▸ What needs to be done
Report, as a bare number, how many lines contain the string "créée".

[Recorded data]
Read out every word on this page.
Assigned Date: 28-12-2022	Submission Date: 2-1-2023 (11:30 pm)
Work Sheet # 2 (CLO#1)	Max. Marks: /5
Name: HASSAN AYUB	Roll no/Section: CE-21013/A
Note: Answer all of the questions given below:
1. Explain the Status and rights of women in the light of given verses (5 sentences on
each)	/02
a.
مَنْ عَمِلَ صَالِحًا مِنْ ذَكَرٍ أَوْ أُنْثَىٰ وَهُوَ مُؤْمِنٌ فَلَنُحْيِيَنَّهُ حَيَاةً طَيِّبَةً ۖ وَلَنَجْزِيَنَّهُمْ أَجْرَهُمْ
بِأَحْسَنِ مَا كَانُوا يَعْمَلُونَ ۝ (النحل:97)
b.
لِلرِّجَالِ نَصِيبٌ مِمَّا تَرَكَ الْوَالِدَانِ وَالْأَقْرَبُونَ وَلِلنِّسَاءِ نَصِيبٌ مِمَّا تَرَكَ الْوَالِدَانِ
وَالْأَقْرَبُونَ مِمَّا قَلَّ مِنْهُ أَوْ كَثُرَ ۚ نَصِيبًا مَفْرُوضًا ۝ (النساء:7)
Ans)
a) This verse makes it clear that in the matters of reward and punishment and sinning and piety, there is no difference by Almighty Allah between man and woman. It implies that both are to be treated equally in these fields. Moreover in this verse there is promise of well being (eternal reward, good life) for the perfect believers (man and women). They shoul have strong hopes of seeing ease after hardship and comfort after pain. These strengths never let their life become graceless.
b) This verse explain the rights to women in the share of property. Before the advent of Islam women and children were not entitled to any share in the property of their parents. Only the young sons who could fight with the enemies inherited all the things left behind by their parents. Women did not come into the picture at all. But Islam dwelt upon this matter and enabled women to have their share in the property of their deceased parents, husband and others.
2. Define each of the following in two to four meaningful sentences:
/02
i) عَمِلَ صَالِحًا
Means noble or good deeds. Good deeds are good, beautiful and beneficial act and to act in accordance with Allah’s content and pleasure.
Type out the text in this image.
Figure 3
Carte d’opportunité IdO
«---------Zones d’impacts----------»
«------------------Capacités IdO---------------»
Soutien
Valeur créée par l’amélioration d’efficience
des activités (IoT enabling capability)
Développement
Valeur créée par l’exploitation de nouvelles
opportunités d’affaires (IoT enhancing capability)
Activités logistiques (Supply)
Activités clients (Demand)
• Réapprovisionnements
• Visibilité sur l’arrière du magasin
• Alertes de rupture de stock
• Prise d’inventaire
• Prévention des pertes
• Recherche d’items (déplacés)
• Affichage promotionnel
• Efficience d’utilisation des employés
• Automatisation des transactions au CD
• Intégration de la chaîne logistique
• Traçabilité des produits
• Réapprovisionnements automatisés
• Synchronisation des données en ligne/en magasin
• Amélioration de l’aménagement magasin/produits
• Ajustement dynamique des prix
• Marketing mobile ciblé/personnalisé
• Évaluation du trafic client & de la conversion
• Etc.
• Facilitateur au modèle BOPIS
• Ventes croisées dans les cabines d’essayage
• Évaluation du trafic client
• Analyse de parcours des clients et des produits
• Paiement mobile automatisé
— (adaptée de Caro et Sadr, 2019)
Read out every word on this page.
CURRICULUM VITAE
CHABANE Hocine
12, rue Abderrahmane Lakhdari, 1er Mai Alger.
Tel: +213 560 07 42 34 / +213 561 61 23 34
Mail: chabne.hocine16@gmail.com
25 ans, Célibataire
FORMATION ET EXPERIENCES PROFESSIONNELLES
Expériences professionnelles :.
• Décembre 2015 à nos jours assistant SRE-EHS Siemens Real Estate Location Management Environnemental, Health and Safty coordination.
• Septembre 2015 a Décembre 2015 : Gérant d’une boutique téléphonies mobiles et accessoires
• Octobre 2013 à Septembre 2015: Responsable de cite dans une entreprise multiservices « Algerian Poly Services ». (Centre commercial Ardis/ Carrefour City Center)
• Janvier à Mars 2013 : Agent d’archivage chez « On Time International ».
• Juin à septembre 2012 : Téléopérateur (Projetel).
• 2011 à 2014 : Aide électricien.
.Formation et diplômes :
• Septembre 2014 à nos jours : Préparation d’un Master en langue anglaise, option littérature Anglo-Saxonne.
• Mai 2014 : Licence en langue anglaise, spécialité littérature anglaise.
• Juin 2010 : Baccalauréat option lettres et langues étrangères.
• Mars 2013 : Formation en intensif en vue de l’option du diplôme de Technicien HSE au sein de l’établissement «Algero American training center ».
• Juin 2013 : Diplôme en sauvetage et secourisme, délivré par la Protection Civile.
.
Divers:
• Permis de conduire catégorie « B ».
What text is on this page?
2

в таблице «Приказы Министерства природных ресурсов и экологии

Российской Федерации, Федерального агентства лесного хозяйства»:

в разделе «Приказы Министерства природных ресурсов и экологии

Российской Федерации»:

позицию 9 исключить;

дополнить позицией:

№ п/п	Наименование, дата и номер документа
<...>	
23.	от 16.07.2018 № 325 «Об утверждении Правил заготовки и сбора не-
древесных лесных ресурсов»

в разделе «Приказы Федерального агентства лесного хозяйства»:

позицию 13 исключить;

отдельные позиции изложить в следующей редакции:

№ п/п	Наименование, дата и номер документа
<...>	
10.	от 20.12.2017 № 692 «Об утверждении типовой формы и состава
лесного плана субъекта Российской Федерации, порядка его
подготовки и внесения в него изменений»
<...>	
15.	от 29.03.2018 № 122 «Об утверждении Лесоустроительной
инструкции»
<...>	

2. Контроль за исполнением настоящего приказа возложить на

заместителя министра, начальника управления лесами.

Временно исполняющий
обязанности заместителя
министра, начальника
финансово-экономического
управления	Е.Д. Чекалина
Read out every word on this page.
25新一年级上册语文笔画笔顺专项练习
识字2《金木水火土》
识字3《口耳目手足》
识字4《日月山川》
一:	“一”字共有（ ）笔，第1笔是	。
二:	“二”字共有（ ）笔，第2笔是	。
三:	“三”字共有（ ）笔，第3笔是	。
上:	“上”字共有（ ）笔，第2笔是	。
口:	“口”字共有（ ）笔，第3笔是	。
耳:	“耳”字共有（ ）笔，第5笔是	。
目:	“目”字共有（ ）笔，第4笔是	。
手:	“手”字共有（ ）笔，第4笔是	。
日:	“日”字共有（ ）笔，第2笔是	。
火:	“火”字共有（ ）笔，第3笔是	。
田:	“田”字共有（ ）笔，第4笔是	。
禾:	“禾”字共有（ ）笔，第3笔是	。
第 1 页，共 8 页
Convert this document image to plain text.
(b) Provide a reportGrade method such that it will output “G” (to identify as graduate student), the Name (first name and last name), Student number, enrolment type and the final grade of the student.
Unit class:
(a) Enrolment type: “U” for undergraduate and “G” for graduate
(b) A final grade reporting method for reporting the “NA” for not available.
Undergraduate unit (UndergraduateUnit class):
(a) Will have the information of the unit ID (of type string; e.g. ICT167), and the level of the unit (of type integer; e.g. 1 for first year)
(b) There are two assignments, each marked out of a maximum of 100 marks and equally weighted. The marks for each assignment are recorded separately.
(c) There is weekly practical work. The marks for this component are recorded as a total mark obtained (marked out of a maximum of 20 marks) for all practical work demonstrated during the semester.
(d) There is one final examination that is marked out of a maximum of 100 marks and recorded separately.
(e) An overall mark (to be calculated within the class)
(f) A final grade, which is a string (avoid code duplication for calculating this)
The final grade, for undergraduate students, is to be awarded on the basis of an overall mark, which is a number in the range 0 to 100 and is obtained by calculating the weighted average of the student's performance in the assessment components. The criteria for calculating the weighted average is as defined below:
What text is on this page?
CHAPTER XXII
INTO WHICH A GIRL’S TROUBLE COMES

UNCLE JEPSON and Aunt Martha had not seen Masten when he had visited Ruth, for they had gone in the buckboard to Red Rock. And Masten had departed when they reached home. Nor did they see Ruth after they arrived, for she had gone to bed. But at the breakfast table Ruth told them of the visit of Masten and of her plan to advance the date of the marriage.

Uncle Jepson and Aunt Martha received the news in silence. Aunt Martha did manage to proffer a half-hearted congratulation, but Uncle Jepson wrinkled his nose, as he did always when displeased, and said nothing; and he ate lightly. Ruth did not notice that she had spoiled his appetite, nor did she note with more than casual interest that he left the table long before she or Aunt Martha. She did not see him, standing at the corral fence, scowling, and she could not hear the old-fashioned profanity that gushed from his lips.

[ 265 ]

▸ Solution for this exercise
2